[Provided records start]
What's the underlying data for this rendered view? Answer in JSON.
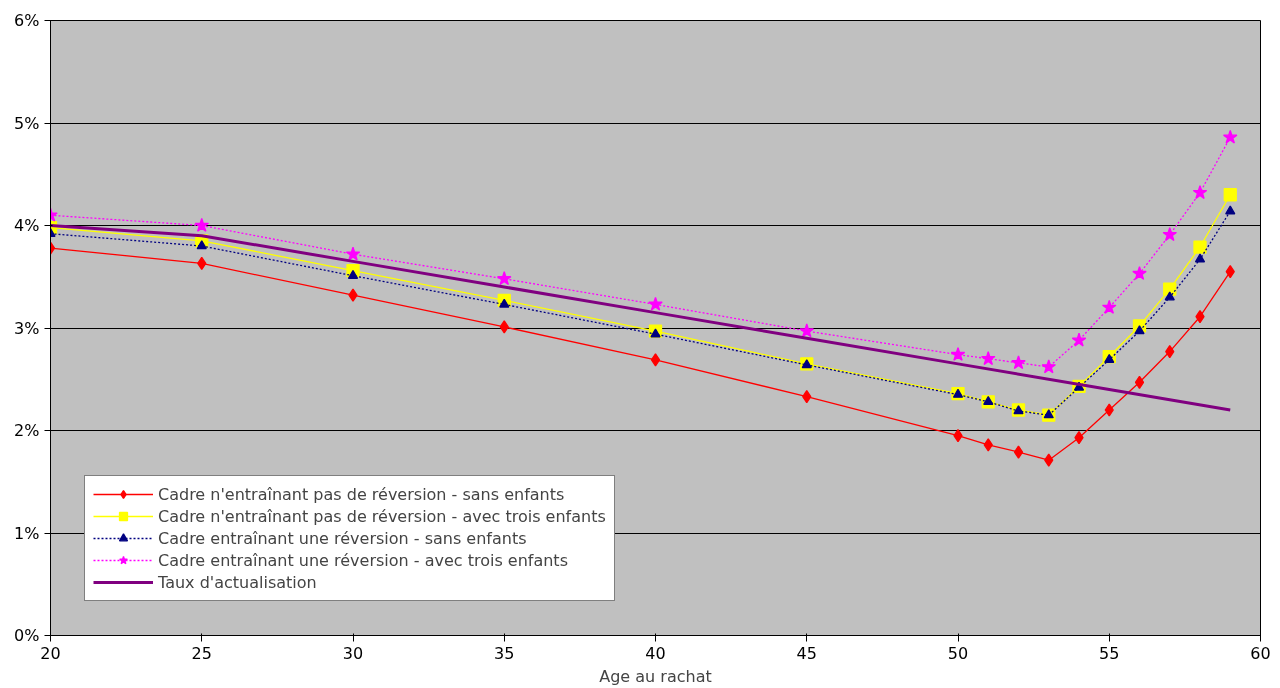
{
  "chart_data": {
    "type": "line",
    "xlabel": "Age au rachat",
    "x": [
      20,
      25,
      30,
      35,
      40,
      45,
      50,
      51,
      52,
      53,
      54,
      55,
      56,
      57,
      58,
      59
    ],
    "xlim": [
      20,
      60
    ],
    "xticks": [
      20,
      25,
      30,
      35,
      40,
      45,
      50,
      55,
      60
    ],
    "ylim": [
      0,
      6
    ],
    "yticks": [
      {
        "value": 0,
        "label": "0%"
      },
      {
        "value": 1,
        "label": "1%"
      },
      {
        "value": 2,
        "label": "2%"
      },
      {
        "value": 3,
        "label": "3%"
      },
      {
        "value": 4,
        "label": "4%"
      },
      {
        "value": 5,
        "label": "5%"
      },
      {
        "value": 6,
        "label": "6%"
      }
    ],
    "grid": "y",
    "legend": "bottom left",
    "series": [
      {
        "name": "Cadre n'entraînant pas de réversion - sans enfants",
        "color": "#ff0000",
        "marker": "diamond",
        "line_style": "solid",
        "values": [
          3.78,
          3.63,
          3.32,
          3.01,
          2.69,
          2.33,
          1.95,
          1.86,
          1.79,
          1.71,
          1.93,
          2.2,
          2.47,
          2.77,
          3.11,
          3.55
        ]
      },
      {
        "name": "Cadre n'entraînant pas de réversion - avec trois enfants",
        "color": "#ffff00",
        "marker": "square",
        "line_style": "solid",
        "values": [
          3.98,
          3.85,
          3.56,
          3.27,
          2.97,
          2.65,
          2.36,
          2.28,
          2.2,
          2.15,
          2.43,
          2.72,
          3.02,
          3.38,
          3.79,
          4.3
        ]
      },
      {
        "name": "Cadre entraînant une réversion - sans enfants",
        "color": "#000080",
        "marker": "triangle",
        "line_style": "dotted",
        "values": [
          3.92,
          3.8,
          3.51,
          3.23,
          2.94,
          2.64,
          2.35,
          2.28,
          2.19,
          2.15,
          2.42,
          2.69,
          2.97,
          3.3,
          3.67,
          4.14
        ]
      },
      {
        "name": "Cadre entraînant une réversion - avec trois enfants",
        "color": "#ff00ff",
        "marker": "star",
        "line_style": "dotted",
        "values": [
          4.1,
          4.0,
          3.72,
          3.48,
          3.23,
          2.97,
          2.74,
          2.7,
          2.66,
          2.62,
          2.88,
          3.2,
          3.53,
          3.91,
          4.32,
          4.86
        ]
      },
      {
        "name": "Taux d'actualisation",
        "color": "#800080",
        "marker": "none",
        "line_style": "solid",
        "x": [
          20,
          25,
          30,
          35,
          40,
          45,
          50,
          55,
          59
        ],
        "values": [
          4.0,
          3.9,
          3.65,
          3.4,
          3.15,
          2.9,
          2.65,
          2.4,
          2.2
        ]
      }
    ]
  }
}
[Provided records end]
◆ Problem to solve ◆
Return all lines of the material above in which the word "avec" occurs.

◆ Task result ◆
        "name": "Cadre n'entraînant pas de réversion - avec trois enfants",
        "name": "Cadre entraînant une réversion - avec trois enfants",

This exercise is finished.